- [What you will do]:
The records that follow need to be output exactly as they are.

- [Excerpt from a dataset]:
---

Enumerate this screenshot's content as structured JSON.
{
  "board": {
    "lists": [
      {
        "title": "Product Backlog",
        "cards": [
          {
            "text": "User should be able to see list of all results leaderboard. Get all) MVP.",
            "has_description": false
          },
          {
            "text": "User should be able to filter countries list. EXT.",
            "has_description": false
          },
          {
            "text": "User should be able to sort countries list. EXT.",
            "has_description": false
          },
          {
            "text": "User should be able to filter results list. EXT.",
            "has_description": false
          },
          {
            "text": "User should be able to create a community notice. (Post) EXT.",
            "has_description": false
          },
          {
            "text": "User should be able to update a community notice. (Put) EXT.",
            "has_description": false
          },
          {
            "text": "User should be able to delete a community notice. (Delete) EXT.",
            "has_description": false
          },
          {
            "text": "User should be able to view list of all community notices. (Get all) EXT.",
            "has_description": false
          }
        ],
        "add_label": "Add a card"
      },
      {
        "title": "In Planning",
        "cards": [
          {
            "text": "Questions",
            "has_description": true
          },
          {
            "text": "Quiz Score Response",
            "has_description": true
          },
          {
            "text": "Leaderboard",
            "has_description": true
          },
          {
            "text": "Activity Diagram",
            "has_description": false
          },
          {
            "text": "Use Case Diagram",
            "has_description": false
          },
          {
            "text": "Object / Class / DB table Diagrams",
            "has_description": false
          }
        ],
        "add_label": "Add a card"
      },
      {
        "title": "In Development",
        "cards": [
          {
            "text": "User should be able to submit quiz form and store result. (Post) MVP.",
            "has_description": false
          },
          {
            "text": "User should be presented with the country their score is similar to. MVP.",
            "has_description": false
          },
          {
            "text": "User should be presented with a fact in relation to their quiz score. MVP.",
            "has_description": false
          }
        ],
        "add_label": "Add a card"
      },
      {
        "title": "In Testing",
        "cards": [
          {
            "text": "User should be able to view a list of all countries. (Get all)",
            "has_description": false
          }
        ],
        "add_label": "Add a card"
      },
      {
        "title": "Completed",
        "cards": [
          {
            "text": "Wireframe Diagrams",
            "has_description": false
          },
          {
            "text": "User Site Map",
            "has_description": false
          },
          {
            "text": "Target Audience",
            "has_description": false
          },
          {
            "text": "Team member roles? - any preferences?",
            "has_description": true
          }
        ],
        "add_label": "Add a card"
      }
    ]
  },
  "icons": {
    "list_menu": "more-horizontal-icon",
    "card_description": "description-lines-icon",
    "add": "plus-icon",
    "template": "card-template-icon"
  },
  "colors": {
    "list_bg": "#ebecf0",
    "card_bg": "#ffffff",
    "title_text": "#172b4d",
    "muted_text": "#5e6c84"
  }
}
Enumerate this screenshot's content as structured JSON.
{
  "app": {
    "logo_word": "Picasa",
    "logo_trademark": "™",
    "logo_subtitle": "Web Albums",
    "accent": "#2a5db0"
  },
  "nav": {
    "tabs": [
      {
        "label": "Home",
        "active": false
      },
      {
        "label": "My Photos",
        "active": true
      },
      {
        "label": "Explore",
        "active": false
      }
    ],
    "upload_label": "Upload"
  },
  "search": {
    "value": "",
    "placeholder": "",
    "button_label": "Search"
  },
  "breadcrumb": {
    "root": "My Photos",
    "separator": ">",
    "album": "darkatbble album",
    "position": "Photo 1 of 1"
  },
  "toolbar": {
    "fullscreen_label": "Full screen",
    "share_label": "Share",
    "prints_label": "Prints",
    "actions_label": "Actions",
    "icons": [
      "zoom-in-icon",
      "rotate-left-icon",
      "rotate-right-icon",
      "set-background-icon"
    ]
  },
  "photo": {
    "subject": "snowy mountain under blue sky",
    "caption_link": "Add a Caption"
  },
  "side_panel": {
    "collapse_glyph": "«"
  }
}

---

- [Finished exercise]:
Enumerate this screenshot's content as structured JSON.
{
  "board": {
    "lists": [
      {
        "title": "Product Backlog",
        "cards": [
          {
            "text": "User should be able to see list of all results leaderboard. Get all) MVP.",
            "has_description": false
          },
          {
            "text": "User should be able to filter countries list. EXT.",
            "has_description": false
          },
          {
            "text": "User should be able to sort countries list. EXT.",
            "has_description": false
          },
          {
            "text": "User should be able to filter results list. EXT.",
            "has_description": false
          },
          {
            "text": "User should be able to create a community notice. (Post) EXT.",
            "has_description": false
          },
          {
            "text": "User should be able to update a community notice. (Put) EXT.",
            "has_description": false
          },
          {
            "text": "User should be able to delete a community notice. (Delete) EXT.",
            "has_description": false
          },
          {
            "text": "User should be able to view list of all community notices. (Get all) EXT.",
            "has_description": false
          }
        ],
        "add_label": "Add a card"
      },
      {
        "title": "In Planning",
        "cards": [
          {
            "text": "Questions",
            "has_description": true
          },
          {
            "text": "Quiz Score Response",
            "has_description": true
          },
          {
            "text": "Leaderboard",
            "has_description": true
          },
          {
            "text": "Activity Diagram",
            "has_description": false
          },
          {
            "text": "Use Case Diagram",
            "has_description": false
          },
          {
            "text": "Object / Class / DB table Diagrams",
            "has_description": false
          }
        ],
        "add_label": "Add a card"
      },
      {
        "title": "In Development",
        "cards": [
          {
            "text": "User should be able to submit quiz form and store result. (Post) MVP.",
            "has_description": false
          },
          {
            "text": "User should be presented with the country their score is similar to. MVP.",
            "has_description": false
          },
          {
            "text": "User should be presented with a fact in relation to their quiz score. MVP.",
            "has_description": false
          }
        ],
        "add_label": "Add a card"
      },
      {
        "title": "In Testing",
        "cards": [
          {
            "text": "User should be able to view a list of all countries. (Get all)",
            "has_description": false
          }
        ],
        "add_label": "Add a card"
      },
      {
        "title": "Completed",
        "cards": [
          {
            "text": "Wireframe Diagrams",
            "has_description": false
          },
          {
            "text": "User Site Map",
            "has_description": false
          },
          {
            "text": "Target Audience",
            "has_description": false
          },
          {
            "text": "Team member roles? - any preferences?",
            "has_description": true
          }
        ],
        "add_label": "Add a card"
      }
    ]
  },
  "icons": {
    "list_menu": "more-horizontal-icon",
    "card_description": "description-lines-icon",
    "add": "plus-icon",
    "template": "card-template-icon"
  },
  "colors": {
    "list_bg": "#ebecf0",
    "card_bg": "#ffffff",
    "title_text": "#172b4d",
    "muted_text": "#5e6c84"
  }
}
Enumerate this screenshot's content as structured JSON.
{
  "app": {
    "logo_word": "Picasa",
    "logo_trademark": "™",
    "logo_subtitle": "Web Albums",
    "accent": "#2a5db0"
  },
  "nav": {
    "tabs": [
      {
        "label": "Home",
        "active": false
      },
      {
        "label": "My Photos",
        "active": true
      },
      {
        "label": "Explore",
        "active": false
      }
    ],
    "upload_label": "Upload"
  },
  "search": {
    "value": "",
    "placeholder": "",
    "button_label": "Search"
  },
  "breadcrumb": {
    "root": "My Photos",
    "separator": ">",
    "album": "darkatbble album",
    "position": "Photo 1 of 1"
  },
  "toolbar": {
    "fullscreen_label": "Full screen",
    "share_label": "Share",
    "prints_label": "Prints",
    "actions_label": "Actions",
    "icons": [
      "zoom-in-icon",
      "rotate-left-icon",
      "rotate-right-icon",
      "set-background-icon"
    ]
  },
  "photo": {
    "subject": "snowy mountain under blue sky",
    "caption_link": "Add a Caption"
  },
  "side_panel": {
    "collapse_glyph": "«"
  }
}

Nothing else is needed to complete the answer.